### Exercise
Gather each line of the records where "title" appears.

[Saved entries]
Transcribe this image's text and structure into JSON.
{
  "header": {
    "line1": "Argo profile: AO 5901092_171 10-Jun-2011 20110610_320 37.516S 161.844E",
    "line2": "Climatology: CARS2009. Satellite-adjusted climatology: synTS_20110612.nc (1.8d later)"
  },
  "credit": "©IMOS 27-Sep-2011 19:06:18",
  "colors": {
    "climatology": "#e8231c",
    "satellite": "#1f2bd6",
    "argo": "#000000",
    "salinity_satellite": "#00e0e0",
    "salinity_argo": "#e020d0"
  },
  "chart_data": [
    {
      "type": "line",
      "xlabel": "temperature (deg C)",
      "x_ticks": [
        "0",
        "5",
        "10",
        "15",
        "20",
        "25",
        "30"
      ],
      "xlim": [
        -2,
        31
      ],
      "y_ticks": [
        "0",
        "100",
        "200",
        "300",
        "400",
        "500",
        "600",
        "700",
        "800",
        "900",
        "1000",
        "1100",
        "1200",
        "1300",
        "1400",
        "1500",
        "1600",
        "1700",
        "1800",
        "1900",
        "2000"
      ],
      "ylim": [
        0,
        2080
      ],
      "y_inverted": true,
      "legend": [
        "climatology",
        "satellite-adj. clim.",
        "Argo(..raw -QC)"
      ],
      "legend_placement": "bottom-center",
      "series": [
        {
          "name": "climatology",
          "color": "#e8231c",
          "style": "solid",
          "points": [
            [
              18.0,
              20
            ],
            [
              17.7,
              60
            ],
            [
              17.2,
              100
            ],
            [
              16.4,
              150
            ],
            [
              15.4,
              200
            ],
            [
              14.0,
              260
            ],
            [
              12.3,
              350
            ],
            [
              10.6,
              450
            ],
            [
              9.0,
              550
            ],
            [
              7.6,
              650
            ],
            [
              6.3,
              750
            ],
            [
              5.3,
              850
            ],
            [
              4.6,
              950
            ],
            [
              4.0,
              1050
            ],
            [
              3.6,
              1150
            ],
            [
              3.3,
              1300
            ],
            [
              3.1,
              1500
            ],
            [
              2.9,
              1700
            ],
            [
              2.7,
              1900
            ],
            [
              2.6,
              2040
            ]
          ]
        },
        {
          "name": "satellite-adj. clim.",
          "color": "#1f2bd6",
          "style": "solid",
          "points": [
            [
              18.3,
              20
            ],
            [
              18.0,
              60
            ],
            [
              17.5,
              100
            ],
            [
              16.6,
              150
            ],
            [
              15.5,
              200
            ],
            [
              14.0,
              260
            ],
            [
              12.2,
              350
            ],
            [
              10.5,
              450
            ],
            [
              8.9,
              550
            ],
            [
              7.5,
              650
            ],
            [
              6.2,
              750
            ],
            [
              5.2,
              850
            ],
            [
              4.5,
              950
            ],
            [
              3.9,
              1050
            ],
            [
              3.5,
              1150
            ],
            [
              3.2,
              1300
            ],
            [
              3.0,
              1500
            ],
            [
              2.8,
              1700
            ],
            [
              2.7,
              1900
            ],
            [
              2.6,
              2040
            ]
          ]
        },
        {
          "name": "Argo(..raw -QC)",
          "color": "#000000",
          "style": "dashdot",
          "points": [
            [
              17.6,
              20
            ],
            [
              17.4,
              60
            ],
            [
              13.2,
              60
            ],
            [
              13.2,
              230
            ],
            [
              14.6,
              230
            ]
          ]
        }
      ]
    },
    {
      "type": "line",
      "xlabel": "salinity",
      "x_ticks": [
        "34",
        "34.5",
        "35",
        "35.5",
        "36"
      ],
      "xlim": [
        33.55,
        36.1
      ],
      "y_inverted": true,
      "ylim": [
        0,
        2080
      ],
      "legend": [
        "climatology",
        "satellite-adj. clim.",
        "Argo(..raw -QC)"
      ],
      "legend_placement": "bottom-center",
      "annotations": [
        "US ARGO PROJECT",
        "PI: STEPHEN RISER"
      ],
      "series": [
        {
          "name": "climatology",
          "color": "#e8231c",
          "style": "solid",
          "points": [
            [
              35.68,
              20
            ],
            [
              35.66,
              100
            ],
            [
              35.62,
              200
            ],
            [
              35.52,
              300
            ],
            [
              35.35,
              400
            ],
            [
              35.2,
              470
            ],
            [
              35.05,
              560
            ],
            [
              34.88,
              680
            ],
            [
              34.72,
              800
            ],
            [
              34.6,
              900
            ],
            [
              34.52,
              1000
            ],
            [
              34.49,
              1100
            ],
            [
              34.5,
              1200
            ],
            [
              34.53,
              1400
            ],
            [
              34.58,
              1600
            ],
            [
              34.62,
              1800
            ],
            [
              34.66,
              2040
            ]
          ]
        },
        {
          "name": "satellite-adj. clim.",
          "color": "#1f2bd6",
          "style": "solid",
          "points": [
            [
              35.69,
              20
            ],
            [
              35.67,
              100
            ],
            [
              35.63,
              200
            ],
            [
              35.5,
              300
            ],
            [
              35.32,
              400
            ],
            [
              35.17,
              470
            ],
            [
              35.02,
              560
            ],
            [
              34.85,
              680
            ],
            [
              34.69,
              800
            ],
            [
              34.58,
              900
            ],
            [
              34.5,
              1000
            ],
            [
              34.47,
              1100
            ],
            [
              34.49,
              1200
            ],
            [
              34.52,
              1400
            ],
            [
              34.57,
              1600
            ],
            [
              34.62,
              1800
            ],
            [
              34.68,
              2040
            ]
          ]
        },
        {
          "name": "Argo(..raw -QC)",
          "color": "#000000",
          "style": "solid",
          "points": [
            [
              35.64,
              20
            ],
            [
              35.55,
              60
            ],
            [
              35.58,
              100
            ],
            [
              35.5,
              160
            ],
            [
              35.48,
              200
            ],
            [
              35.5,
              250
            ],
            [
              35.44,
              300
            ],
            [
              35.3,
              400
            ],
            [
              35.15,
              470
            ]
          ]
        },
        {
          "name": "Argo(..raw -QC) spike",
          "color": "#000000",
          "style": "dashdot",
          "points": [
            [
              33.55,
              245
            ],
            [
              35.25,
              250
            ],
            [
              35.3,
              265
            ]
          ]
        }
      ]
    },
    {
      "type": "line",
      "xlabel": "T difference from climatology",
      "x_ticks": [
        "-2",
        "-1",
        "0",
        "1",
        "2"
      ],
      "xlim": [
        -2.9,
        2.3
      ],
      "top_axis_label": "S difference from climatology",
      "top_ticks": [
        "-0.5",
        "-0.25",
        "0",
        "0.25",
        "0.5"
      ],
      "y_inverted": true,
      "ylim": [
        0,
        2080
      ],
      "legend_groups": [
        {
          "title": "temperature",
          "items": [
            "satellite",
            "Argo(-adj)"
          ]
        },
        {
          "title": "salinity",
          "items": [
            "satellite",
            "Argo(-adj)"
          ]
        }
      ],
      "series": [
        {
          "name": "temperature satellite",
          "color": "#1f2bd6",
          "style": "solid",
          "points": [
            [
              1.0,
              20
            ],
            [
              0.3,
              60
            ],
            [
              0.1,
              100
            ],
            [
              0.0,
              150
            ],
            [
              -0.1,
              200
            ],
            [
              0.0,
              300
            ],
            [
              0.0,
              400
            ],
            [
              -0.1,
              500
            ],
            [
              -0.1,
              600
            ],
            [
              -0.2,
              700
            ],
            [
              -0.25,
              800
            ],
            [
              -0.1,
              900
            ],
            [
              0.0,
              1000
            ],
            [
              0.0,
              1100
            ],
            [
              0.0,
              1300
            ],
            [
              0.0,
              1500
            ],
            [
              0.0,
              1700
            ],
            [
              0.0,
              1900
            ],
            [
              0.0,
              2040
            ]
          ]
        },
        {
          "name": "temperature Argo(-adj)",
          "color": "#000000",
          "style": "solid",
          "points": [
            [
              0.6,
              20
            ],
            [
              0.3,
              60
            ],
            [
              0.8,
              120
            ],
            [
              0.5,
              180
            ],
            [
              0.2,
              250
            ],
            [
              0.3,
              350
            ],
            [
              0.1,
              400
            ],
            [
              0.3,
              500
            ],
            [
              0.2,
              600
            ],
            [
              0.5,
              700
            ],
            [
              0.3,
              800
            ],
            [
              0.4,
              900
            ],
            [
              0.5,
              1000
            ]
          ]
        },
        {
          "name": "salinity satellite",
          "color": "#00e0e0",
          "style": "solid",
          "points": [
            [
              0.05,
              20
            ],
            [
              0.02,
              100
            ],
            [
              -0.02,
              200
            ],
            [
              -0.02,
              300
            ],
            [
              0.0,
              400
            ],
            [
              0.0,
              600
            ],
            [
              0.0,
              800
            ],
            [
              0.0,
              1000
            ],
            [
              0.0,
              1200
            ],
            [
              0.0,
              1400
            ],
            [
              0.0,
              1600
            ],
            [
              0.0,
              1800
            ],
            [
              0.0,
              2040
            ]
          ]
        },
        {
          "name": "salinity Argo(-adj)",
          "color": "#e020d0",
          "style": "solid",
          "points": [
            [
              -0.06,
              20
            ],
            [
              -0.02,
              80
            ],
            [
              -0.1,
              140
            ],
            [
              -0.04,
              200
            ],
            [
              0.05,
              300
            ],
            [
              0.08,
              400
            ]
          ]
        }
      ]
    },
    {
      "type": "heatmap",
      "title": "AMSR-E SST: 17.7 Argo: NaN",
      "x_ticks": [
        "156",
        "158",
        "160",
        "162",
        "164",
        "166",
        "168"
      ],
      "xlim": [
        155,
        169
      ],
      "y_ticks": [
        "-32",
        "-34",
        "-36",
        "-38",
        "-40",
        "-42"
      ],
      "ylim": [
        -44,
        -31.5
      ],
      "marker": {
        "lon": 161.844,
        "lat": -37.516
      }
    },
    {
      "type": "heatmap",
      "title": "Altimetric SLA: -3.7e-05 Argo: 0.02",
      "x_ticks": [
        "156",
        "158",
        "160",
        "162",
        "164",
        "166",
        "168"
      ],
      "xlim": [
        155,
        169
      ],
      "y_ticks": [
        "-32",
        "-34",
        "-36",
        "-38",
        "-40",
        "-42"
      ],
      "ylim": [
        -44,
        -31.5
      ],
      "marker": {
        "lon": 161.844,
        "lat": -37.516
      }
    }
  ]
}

### Written answer
          "title": "temperature",
          "title": "salinity",
      "title": "AMSR-E SST: 17.7 Argo: NaN",
      "title": "Altimetric SLA: -3.7e-05 Argo: 0.02",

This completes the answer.